Given instruction: Omit all pictures and give the records below again exactly as written.

Data excerpts:
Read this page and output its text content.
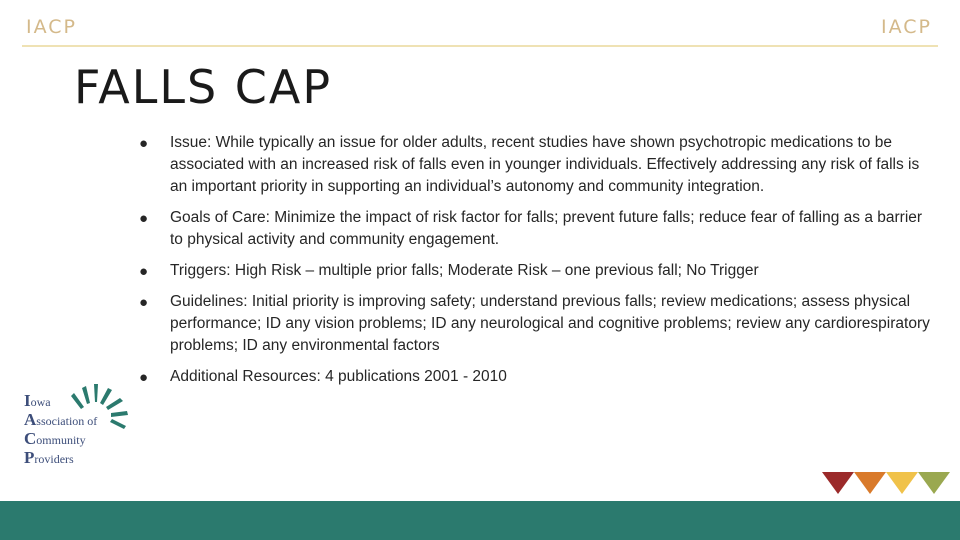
IACP	IACP
FALLS CAP
● Issue: While typically an issue for older adults, recent studies have shown psychotropic medications to be associated with an increased risk of falls even in younger individuals. Effectively addressing any risk of falls is an important priority in supporting an individual’s autonomy and community integration.
● Goals of Care: Minimize the impact of risk factor for falls; prevent future falls; reduce fear of falling as a barrier to physical activity and community engagement.
● Triggers: High Risk – multiple prior falls; Moderate Risk – one previous fall; No Trigger
● Guidelines: Initial priority is improving safety; understand previous falls; review medications; assess physical performance; ID any vision problems; ID any neurological and cognitive problems; review any cardiorespiratory problems; ID any environmental factors
● Additional Resources: 4 publications 2001 - 2010
Iowa
Association of
Community
Providers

The solution:
Read this page and output its text content.
IACP	IACP
FALLS CAP
● Issue: While typically an issue for older adults, recent studies have shown psychotropic medications to be associated with an increased risk of falls even in younger individuals. Effectively addressing any risk of falls is an important priority in supporting an individual’s autonomy and community integration.
● Goals of Care: Minimize the impact of risk factor for falls; prevent future falls; reduce fear of falling as a barrier to physical activity and community engagement.
● Triggers: High Risk – multiple prior falls; Moderate Risk – one previous fall; No Trigger
● Guidelines: Initial priority is improving safety; understand previous falls; review medications; assess physical performance; ID any vision problems; ID any neurological and cognitive problems; review any cardiorespiratory problems; ID any environmental factors
● Additional Resources: 4 publications 2001 - 2010
Iowa
Association of
Community
Providers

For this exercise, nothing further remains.